Data items
──────

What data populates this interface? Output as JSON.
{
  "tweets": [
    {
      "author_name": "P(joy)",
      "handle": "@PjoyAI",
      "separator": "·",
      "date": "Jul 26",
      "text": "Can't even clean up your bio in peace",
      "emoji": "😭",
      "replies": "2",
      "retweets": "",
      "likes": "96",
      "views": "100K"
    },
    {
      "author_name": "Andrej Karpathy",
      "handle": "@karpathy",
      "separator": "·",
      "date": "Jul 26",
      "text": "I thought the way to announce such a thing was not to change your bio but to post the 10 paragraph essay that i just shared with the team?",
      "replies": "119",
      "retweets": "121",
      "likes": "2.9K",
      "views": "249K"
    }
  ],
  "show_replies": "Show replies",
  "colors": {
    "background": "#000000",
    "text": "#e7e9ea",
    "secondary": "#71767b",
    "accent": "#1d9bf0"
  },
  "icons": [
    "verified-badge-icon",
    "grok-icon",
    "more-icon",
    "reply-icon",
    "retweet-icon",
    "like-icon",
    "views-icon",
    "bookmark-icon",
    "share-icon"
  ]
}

──────

EXERCISE
Each line must be given again exactly as written above.

SOLUTION TO THIS EXERCISE
What data populates this interface? Output as JSON.
{
  "tweets": [
    {
      "author_name": "P(joy)",
      "handle": "@PjoyAI",
      "separator": "·",
      "date": "Jul 26",
      "text": "Can't even clean up your bio in peace",
      "emoji": "😭",
      "replies": "2",
      "retweets": "",
      "likes": "96",
      "views": "100K"
    },
    {
      "author_name": "Andrej Karpathy",
      "handle": "@karpathy",
      "separator": "·",
      "date": "Jul 26",
      "text": "I thought the way to announce such a thing was not to change your bio but to post the 10 paragraph essay that i just shared with the team?",
      "replies": "119",
      "retweets": "121",
      "likes": "2.9K",
      "views": "249K"
    }
  ],
  "show_replies": "Show replies",
  "colors": {
    "background": "#000000",
    "text": "#e7e9ea",
    "secondary": "#71767b",
    "accent": "#1d9bf0"
  },
  "icons": [
    "verified-badge-icon",
    "grok-icon",
    "more-icon",
    "reply-icon",
    "retweet-icon",
    "like-icon",
    "views-icon",
    "bookmark-icon",
    "share-icon"
  ]
}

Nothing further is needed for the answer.